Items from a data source

........

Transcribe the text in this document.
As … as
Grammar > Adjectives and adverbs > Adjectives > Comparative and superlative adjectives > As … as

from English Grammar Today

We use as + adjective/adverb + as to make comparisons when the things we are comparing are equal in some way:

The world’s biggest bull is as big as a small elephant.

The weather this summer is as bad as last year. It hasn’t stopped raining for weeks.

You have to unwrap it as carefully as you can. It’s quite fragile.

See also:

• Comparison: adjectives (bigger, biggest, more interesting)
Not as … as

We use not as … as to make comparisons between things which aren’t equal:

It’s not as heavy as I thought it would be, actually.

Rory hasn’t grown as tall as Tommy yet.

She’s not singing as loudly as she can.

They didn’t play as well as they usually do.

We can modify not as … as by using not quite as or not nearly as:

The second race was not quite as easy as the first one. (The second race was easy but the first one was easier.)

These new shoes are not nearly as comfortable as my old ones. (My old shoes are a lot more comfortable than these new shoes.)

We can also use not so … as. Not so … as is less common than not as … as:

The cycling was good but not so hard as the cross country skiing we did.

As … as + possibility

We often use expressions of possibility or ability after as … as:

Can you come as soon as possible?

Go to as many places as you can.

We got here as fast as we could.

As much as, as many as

........

**Request:** Your answer should be a single number: the count of lines containing the word "this".

**Finished task:** 2